START Provided material

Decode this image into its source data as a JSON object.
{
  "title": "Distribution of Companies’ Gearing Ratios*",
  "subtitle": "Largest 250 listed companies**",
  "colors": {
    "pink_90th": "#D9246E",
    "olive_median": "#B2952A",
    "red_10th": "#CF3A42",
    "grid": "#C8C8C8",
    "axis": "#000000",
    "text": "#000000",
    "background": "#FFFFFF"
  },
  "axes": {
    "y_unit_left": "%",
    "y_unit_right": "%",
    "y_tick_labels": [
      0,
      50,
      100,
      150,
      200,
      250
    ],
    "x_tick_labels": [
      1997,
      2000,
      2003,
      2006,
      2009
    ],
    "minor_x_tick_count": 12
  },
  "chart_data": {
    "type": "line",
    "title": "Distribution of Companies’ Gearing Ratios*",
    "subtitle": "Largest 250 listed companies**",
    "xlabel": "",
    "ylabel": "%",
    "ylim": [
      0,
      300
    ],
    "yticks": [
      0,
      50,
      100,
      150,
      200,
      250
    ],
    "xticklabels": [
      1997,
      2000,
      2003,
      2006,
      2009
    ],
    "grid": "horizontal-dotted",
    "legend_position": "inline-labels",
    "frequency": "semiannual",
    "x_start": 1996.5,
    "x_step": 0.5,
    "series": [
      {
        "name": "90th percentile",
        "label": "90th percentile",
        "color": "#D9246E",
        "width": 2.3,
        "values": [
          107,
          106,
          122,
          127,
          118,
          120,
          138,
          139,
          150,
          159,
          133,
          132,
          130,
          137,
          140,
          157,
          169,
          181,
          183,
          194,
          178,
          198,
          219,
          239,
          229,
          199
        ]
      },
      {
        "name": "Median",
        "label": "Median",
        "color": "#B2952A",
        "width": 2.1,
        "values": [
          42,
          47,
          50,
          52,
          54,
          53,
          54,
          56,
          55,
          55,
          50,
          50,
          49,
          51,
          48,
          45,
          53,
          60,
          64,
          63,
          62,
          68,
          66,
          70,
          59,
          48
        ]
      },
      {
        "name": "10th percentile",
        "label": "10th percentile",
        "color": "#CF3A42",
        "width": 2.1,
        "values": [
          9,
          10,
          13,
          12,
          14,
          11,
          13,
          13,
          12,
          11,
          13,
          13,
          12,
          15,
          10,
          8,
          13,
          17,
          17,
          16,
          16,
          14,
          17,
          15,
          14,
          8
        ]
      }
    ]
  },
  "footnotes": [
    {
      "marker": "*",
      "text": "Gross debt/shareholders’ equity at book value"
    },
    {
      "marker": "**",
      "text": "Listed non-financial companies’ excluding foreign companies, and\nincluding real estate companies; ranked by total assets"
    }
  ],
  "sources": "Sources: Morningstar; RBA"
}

END Provided material

Stated task -
Repeat all of the records above exactly as they appear.

Full answer -
Decode this image into its source data as a JSON object.
{
  "title": "Distribution of Companies’ Gearing Ratios*",
  "subtitle": "Largest 250 listed companies**",
  "colors": {
    "pink_90th": "#D9246E",
    "olive_median": "#B2952A",
    "red_10th": "#CF3A42",
    "grid": "#C8C8C8",
    "axis": "#000000",
    "text": "#000000",
    "background": "#FFFFFF"
  },
  "axes": {
    "y_unit_left": "%",
    "y_unit_right": "%",
    "y_tick_labels": [
      0,
      50,
      100,
      150,
      200,
      250
    ],
    "x_tick_labels": [
      1997,
      2000,
      2003,
      2006,
      2009
    ],
    "minor_x_tick_count": 12
  },
  "chart_data": {
    "type": "line",
    "title": "Distribution of Companies’ Gearing Ratios*",
    "subtitle": "Largest 250 listed companies**",
    "xlabel": "",
    "ylabel": "%",
    "ylim": [
      0,
      300
    ],
    "yticks": [
      0,
      50,
      100,
      150,
      200,
      250
    ],
    "xticklabels": [
      1997,
      2000,
      2003,
      2006,
      2009
    ],
    "grid": "horizontal-dotted",
    "legend_position": "inline-labels",
    "frequency": "semiannual",
    "x_start": 1996.5,
    "x_step": 0.5,
    "series": [
      {
        "name": "90th percentile",
        "label": "90th percentile",
        "color": "#D9246E",
        "width": 2.3,
        "values": [
          107,
          106,
          122,
          127,
          118,
          120,
          138,
          139,
          150,
          159,
          133,
          132,
          130,
          137,
          140,
          157,
          169,
          181,
          183,
          194,
          178,
          198,
          219,
          239,
          229,
          199
        ]
      },
      {
        "name": "Median",
        "label": "Median",
        "color": "#B2952A",
        "width": 2.1,
        "values": [
          42,
          47,
          50,
          52,
          54,
          53,
          54,
          56,
          55,
          55,
          50,
          50,
          49,
          51,
          48,
          45,
          53,
          60,
          64,
          63,
          62,
          68,
          66,
          70,
          59,
          48
        ]
      },
      {
        "name": "10th percentile",
        "label": "10th percentile",
        "color": "#CF3A42",
        "width": 2.1,
        "values": [
          9,
          10,
          13,
          12,
          14,
          11,
          13,
          13,
          12,
          11,
          13,
          13,
          12,
          15,
          10,
          8,
          13,
          17,
          17,
          16,
          16,
          14,
          17,
          15,
          14,
          8
        ]
      }
    ]
  },
  "footnotes": [
    {
      "marker": "*",
      "text": "Gross debt/shareholders’ equity at book value"
    },
    {
      "marker": "**",
      "text": "Listed non-financial companies’ excluding foreign companies, and\nincluding real estate companies; ranked by total assets"
    }
  ],
  "sources": "Sources: Morningstar; RBA"
}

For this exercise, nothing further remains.